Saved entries
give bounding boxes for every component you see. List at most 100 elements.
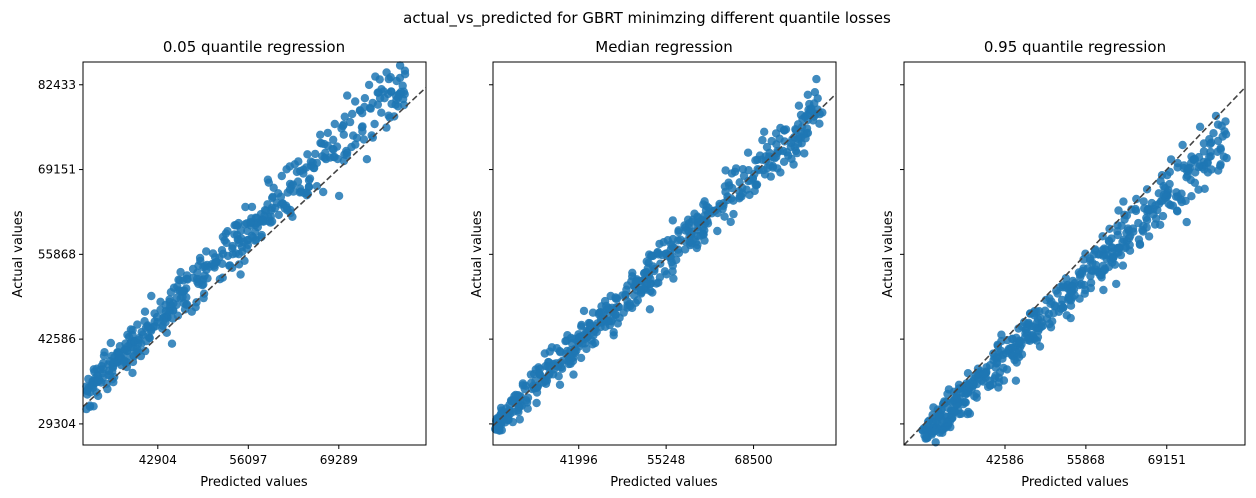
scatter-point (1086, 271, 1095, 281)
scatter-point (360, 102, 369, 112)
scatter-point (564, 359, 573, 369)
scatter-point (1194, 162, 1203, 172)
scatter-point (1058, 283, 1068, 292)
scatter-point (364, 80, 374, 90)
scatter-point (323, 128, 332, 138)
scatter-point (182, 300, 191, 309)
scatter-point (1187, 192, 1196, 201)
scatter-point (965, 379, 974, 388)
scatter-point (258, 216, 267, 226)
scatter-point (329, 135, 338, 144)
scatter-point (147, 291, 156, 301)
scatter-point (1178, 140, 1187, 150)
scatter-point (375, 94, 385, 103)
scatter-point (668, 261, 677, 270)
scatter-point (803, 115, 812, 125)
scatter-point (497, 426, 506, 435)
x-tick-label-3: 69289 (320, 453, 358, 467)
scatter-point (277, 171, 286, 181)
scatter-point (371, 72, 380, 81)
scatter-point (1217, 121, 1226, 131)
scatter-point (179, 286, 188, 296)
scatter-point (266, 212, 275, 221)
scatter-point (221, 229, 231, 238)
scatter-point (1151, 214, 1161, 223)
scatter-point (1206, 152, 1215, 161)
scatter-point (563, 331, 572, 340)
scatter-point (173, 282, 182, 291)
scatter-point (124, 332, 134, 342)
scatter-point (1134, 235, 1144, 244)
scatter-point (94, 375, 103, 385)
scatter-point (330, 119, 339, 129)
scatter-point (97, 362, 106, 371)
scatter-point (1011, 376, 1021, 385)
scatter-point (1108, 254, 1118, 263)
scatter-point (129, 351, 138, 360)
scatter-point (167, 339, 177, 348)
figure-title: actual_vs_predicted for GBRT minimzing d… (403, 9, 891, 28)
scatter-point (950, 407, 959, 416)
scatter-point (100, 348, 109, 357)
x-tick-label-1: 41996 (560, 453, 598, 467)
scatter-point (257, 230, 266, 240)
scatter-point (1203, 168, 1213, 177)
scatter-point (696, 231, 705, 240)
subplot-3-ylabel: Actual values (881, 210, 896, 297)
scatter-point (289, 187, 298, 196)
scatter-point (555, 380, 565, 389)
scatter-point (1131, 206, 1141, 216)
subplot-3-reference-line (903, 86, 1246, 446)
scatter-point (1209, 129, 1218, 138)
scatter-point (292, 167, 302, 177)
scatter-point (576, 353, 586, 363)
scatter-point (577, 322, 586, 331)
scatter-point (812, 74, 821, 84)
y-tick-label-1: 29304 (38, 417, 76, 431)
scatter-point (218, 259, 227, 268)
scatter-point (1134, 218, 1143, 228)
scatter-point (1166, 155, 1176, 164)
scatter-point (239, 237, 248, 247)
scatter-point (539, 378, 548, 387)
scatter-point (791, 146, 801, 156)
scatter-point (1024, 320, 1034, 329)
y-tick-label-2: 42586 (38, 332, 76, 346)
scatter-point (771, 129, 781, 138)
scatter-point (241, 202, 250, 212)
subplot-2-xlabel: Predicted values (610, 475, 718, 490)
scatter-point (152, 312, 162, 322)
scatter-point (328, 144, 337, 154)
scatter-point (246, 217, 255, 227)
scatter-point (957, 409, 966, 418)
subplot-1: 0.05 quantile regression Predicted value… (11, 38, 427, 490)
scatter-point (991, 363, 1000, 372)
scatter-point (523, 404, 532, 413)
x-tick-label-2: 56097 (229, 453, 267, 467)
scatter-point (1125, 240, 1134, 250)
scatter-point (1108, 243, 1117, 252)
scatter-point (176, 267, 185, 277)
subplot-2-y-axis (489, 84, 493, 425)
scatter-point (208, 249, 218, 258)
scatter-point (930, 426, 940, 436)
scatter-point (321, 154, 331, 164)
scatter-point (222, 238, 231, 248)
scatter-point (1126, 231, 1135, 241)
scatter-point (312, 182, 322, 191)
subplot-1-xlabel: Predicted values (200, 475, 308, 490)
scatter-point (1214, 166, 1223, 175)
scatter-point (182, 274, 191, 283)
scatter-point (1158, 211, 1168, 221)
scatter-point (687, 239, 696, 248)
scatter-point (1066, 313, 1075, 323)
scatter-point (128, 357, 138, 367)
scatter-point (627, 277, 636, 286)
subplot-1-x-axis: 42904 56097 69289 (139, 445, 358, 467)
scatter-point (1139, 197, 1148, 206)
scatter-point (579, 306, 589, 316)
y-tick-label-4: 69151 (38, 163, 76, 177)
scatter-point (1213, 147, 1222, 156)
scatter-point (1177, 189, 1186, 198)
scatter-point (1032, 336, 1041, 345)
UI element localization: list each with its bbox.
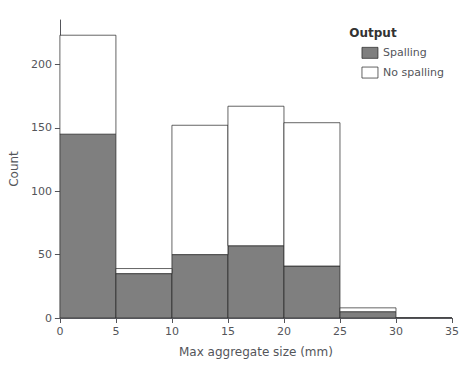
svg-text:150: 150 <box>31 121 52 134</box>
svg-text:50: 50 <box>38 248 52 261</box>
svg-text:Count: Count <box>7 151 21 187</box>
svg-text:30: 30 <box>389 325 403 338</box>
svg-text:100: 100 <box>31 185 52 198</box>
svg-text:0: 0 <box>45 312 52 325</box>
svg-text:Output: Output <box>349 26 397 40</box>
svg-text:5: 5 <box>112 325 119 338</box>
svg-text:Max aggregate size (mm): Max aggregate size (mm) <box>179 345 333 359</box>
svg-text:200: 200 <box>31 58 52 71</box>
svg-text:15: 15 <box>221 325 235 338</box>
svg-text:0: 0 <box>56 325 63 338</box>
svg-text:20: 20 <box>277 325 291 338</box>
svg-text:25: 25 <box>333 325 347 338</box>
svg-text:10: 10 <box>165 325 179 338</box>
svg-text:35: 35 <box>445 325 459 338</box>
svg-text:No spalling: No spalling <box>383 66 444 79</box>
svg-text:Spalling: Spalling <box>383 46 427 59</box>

#### What the task asks:
Put each line from all the records above into a numbered list, omitting blank lines and leaving the pictures out.

#### Reply to the task:
1. give bounding boxes for every component you see. List at most 100 elements.
2. scatter-point (1086, 271, 1095, 281)
3. scatter-point (360, 102, 369, 112)
4. scatter-point (564, 359, 573, 369)
5. scatter-point (1194, 162, 1203, 172)
6. scatter-point (1058, 283, 1068, 292)
7. scatter-point (364, 80, 374, 90)
8. scatter-point (323, 128, 332, 138)
9. scatter-point (182, 300, 191, 309)
10. scatter-point (1187, 192, 1196, 201)
11. scatter-point (965, 379, 974, 388)
12. scatter-point (258, 216, 267, 226)
13. scatter-point (329, 135, 338, 144)
14. scatter-point (147, 291, 156, 301)
15. scatter-point (1178, 140, 1187, 150)
16. scatter-point (375, 94, 385, 103)
17. scatter-point (668, 261, 677, 270)
18. scatter-point (803, 115, 812, 125)
19. scatter-point (497, 426, 506, 435)
20. x-tick-label-3: 69289 (320, 453, 358, 467)
21. scatter-point (277, 171, 286, 181)
22. scatter-point (371, 72, 380, 81)
23. scatter-point (1217, 121, 1226, 131)
24. scatter-point (179, 286, 188, 296)
25. scatter-point (266, 212, 275, 221)
26. scatter-point (221, 229, 231, 238)
27. scatter-point (1151, 214, 1161, 223)
28. scatter-point (1206, 152, 1215, 161)
29. scatter-point (563, 331, 572, 340)
30. scatter-point (173, 282, 182, 291)
31. scatter-point (124, 332, 134, 342)
32. scatter-point (1134, 235, 1144, 244)
33. scatter-point (94, 375, 103, 385)
34. scatter-point (330, 119, 339, 129)
35. scatter-point (97, 362, 106, 371)
36. scatter-point (1011, 376, 1021, 385)
37. scatter-point (1108, 254, 1118, 263)
38. scatter-point (129, 351, 138, 360)
39. scatter-point (167, 339, 177, 348)
40. figure-title: actual_vs_predicted for GBRT minimzing d… (403, 9, 891, 28)
41. scatter-point (950, 407, 959, 416)
42. scatter-point (100, 348, 109, 357)
43. x-tick-label-1: 41996 (560, 453, 598, 467)
44. scatter-point (257, 230, 266, 240)
45. scatter-point (1203, 168, 1213, 177)
46. scatter-point (696, 231, 705, 240)
47. subplot-3-ylabel: Actual values (881, 210, 896, 297)
48. scatter-point (289, 187, 298, 196)
49. scatter-point (555, 380, 565, 389)
50. scatter-point (1131, 206, 1141, 216)
51. subplot-3-reference-line (903, 86, 1246, 446)
52. scatter-point (1209, 129, 1218, 138)
53. scatter-point (292, 167, 302, 177)
54. scatter-point (576, 353, 586, 363)
55. scatter-point (577, 322, 586, 331)
56. scatter-point (812, 74, 821, 84)
57. y-tick-label-1: 29304 (38, 417, 76, 431)
58. scatter-point (218, 259, 227, 268)
59. scatter-point (1134, 218, 1143, 228)
60. scatter-point (1166, 155, 1176, 164)
61. scatter-point (239, 237, 248, 247)
62. scatter-point (539, 378, 548, 387)
63. scatter-point (791, 146, 801, 156)
64. scatter-point (1024, 320, 1034, 329)
65. y-tick-label-2: 42586 (38, 332, 76, 346)
66. scatter-point (771, 129, 781, 138)
67. scatter-point (241, 202, 250, 212)
68. subplot-2-xlabel: Predicted values (610, 475, 718, 490)
69. scatter-point (152, 312, 162, 322)
70. scatter-point (328, 144, 337, 154)
71. scatter-point (246, 217, 255, 227)
72. scatter-point (957, 409, 966, 418)
73. subplot-1: 0.05 quantile regression Predicted value… (11, 38, 427, 490)
74. scatter-point (991, 363, 1000, 372)
75. scatter-point (523, 404, 532, 413)
76. x-tick-label-2: 56097 (229, 453, 267, 467)
77. scatter-point (1125, 240, 1134, 250)
78. scatter-point (1108, 243, 1117, 252)
79. scatter-point (176, 267, 185, 277)
80. subplot-2-y-axis (489, 84, 493, 425)
81. scatter-point (208, 249, 218, 258)
82. scatter-point (930, 426, 940, 436)
83. scatter-point (321, 154, 331, 164)
84. scatter-point (222, 238, 231, 248)
85. scatter-point (1126, 231, 1135, 241)
86. scatter-point (312, 182, 322, 191)
87. subplot-1-xlabel: Predicted values (200, 475, 308, 490)
88. scatter-point (1214, 166, 1223, 175)
89. scatter-point (182, 274, 191, 283)
90. scatter-point (1158, 211, 1168, 221)
91. scatter-point (687, 239, 696, 248)
92. scatter-point (1066, 313, 1075, 323)
93. scatter-point (128, 357, 138, 367)
94. scatter-point (627, 277, 636, 286)
95. subplot-1-x-axis: 42904 56097 69289 (139, 445, 358, 467)
96. scatter-point (1139, 197, 1148, 206)
97. scatter-point (579, 306, 589, 316)
98. y-tick-label-4: 69151 (38, 163, 76, 177)
99. scatter-point (1213, 147, 1222, 156)
100. scatter-point (1177, 189, 1186, 198)
101. scatter-point (1032, 336, 1041, 345)
102. UI element localization: list each with its bbox.
103. svg-text:150: 150 <box>31 121 52 134</box>
104. svg-text:50: 50 <box>38 248 52 261</box>
105. svg-text:Count: Count <box>7 151 21 187</box>
106. svg-text:30: 30 <box>389 325 403 338</box>
107. svg-text:100: 100 <box>31 185 52 198</box>
108. svg-text:0: 0 <box>45 312 52 325</box>
109. svg-text:Output: Output <box>349 26 397 40</box>
110. svg-text:5: 5 <box>112 325 119 338</box>
111. svg-text:Max aggregate size (mm): Max aggregate size (mm) <box>179 345 333 359</box>
112. svg-text:200: 200 <box>31 58 52 71</box>
113. svg-text:15: 15 <box>221 325 235 338</box>
114. svg-text:0: 0 <box>56 325 63 338</box>
115. svg-text:20: 20 <box>277 325 291 338</box>
116. svg-text:25: 25 <box>333 325 347 338</box>
117. svg-text:10: 10 <box>165 325 179 338</box>
118. svg-text:35: 35 <box>445 325 459 338</box>
119. svg-text:No spalling: No spalling <box>383 66 444 79</box>
120. svg-text:Spalling: Spalling <box>383 46 427 59</box>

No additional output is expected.